[Extracted records]
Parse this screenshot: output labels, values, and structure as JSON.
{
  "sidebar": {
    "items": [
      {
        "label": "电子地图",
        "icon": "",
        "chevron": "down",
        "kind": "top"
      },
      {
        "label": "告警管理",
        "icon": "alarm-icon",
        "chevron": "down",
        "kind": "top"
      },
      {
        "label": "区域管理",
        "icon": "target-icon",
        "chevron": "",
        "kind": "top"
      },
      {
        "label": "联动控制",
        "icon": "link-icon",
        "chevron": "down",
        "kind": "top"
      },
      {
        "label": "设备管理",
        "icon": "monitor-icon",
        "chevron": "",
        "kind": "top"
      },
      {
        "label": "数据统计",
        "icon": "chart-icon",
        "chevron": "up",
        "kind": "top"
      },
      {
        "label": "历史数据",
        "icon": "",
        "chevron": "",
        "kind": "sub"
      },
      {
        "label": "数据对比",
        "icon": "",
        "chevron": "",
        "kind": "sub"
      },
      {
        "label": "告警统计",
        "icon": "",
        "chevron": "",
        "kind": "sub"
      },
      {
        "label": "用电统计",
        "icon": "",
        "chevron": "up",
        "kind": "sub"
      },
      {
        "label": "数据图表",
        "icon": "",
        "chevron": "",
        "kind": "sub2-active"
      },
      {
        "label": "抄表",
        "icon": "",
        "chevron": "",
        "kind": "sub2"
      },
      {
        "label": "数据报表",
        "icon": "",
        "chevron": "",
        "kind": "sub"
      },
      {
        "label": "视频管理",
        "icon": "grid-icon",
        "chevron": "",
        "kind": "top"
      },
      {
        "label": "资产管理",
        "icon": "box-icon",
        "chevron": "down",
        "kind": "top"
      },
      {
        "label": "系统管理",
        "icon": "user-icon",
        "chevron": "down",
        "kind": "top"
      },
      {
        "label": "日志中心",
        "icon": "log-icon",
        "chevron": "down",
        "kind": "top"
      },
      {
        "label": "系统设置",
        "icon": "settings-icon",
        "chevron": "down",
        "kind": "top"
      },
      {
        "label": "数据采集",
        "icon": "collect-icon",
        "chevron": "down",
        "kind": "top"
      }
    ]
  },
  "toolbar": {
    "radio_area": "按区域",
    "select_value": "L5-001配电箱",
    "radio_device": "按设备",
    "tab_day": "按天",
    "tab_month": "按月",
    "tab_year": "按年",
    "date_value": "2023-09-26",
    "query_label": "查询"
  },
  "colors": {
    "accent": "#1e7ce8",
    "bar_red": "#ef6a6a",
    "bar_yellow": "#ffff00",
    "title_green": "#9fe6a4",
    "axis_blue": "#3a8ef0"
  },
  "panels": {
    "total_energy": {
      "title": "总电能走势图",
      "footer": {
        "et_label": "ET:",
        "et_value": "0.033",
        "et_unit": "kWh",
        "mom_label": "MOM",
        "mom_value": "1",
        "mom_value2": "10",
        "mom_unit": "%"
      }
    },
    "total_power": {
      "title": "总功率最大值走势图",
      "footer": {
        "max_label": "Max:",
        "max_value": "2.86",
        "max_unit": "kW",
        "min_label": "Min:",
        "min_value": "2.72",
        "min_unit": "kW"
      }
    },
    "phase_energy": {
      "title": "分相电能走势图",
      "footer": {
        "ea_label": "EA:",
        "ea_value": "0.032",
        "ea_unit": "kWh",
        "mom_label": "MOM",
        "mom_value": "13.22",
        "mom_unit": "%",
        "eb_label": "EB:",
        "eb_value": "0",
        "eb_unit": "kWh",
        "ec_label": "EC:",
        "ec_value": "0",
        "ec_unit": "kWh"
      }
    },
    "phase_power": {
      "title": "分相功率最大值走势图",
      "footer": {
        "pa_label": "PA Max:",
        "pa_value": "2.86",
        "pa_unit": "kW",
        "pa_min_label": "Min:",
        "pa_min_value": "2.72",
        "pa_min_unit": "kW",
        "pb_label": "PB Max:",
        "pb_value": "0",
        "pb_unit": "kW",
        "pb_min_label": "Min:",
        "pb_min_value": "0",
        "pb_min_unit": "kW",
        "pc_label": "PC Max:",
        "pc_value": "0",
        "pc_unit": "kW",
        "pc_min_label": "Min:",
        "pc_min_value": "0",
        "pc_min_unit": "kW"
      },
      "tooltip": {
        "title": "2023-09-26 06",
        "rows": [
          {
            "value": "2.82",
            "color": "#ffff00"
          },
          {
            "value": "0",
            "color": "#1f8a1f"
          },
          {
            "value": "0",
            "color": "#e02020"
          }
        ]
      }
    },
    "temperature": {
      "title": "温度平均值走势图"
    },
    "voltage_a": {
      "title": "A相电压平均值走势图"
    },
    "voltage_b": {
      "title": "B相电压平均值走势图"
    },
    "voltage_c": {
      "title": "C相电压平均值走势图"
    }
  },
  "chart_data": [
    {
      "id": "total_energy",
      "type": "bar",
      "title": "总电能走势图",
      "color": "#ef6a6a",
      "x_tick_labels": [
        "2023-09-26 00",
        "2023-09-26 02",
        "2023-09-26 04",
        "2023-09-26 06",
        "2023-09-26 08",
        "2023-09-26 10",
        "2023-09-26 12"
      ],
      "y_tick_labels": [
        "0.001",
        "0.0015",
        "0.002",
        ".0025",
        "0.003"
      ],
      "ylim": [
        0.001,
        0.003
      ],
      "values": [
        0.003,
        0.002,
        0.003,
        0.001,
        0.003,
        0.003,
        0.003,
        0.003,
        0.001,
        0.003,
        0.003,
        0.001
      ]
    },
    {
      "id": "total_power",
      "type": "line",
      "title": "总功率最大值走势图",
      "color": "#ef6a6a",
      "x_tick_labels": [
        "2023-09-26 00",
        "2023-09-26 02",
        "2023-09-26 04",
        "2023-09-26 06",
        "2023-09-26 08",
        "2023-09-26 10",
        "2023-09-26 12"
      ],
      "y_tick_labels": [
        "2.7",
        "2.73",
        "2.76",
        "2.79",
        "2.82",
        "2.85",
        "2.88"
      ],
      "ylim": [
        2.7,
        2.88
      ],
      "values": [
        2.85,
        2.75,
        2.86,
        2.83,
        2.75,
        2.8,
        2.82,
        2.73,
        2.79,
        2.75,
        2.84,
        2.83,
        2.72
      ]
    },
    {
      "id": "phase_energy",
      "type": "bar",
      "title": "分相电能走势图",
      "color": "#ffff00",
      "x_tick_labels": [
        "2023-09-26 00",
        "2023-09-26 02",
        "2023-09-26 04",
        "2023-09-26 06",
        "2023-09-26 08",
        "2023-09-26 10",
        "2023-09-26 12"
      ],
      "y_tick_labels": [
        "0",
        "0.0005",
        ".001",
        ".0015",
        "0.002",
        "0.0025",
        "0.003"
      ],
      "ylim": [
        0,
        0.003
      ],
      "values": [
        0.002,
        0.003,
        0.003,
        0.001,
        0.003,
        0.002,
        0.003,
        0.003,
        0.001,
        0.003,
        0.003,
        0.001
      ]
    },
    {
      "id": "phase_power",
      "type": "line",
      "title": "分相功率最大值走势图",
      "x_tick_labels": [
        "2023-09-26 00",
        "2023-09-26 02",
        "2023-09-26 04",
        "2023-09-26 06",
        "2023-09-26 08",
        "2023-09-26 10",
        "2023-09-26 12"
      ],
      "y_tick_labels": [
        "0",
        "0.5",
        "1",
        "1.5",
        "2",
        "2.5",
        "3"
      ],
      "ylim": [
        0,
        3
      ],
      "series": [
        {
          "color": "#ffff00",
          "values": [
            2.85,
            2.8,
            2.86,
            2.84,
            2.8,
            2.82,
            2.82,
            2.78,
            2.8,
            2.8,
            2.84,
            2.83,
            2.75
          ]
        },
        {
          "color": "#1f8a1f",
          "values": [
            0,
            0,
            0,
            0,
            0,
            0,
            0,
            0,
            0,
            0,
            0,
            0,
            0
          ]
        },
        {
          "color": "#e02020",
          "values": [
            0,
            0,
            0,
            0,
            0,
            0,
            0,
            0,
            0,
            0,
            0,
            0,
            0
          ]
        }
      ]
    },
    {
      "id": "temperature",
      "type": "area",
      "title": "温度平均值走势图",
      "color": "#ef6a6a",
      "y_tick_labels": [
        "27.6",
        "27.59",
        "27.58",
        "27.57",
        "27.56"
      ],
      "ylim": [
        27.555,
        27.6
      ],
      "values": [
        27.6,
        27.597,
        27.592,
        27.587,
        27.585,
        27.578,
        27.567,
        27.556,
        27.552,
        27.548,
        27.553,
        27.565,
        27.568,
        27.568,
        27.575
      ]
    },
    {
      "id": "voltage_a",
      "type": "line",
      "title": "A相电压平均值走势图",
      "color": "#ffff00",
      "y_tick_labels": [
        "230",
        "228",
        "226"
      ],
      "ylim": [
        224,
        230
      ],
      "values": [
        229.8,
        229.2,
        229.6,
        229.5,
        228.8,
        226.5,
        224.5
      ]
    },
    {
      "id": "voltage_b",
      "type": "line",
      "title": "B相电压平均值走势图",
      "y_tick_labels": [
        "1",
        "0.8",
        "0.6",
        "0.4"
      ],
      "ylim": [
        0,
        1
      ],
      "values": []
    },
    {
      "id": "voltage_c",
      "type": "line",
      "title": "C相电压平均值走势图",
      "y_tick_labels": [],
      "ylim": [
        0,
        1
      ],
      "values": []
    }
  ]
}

[Objective]
Copy all lines from the data that hold the word "A相电压平均值走势图".

[Solution for this task]
      "title": "A相电压平均值走势图"
      "title": "A相电压平均值走势图",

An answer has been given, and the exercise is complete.